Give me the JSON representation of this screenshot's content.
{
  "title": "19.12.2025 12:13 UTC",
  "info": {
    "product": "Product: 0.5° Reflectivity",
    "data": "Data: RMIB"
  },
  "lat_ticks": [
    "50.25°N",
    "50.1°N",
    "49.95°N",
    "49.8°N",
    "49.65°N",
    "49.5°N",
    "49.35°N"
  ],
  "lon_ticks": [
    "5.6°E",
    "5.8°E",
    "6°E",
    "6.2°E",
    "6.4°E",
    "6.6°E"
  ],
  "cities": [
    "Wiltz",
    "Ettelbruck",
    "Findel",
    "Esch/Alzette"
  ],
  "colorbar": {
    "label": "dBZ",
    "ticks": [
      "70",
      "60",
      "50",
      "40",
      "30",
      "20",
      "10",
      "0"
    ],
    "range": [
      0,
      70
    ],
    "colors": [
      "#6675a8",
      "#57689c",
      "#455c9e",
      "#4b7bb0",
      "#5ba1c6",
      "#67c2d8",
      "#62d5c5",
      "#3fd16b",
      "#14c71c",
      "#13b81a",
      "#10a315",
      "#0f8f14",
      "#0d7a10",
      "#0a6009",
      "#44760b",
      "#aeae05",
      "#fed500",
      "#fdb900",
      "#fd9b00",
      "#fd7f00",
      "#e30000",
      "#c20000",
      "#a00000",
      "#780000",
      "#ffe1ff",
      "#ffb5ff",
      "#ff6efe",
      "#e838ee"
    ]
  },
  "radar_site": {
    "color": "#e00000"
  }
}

Problem requirements: Reproduce every line of the data verbatim.

Written answer:
Give me the JSON representation of this screenshot's content.
{
  "title": "19.12.2025 12:13 UTC",
  "info": {
    "product": "Product: 0.5° Reflectivity",
    "data": "Data: RMIB"
  },
  "lat_ticks": [
    "50.25°N",
    "50.1°N",
    "49.95°N",
    "49.8°N",
    "49.65°N",
    "49.5°N",
    "49.35°N"
  ],
  "lon_ticks": [
    "5.6°E",
    "5.8°E",
    "6°E",
    "6.2°E",
    "6.4°E",
    "6.6°E"
  ],
  "cities": [
    "Wiltz",
    "Ettelbruck",
    "Findel",
    "Esch/Alzette"
  ],
  "colorbar": {
    "label": "dBZ",
    "ticks": [
      "70",
      "60",
      "50",
      "40",
      "30",
      "20",
      "10",
      "0"
    ],
    "range": [
      0,
      70
    ],
    "colors": [
      "#6675a8",
      "#57689c",
      "#455c9e",
      "#4b7bb0",
      "#5ba1c6",
      "#67c2d8",
      "#62d5c5",
      "#3fd16b",
      "#14c71c",
      "#13b81a",
      "#10a315",
      "#0f8f14",
      "#0d7a10",
      "#0a6009",
      "#44760b",
      "#aeae05",
      "#fed500",
      "#fdb900",
      "#fd9b00",
      "#fd7f00",
      "#e30000",
      "#c20000",
      "#a00000",
      "#780000",
      "#ffe1ff",
      "#ffb5ff",
      "#ff6efe",
      "#e838ee"
    ]
  },
  "radar_site": {
    "color": "#e00000"
  }
}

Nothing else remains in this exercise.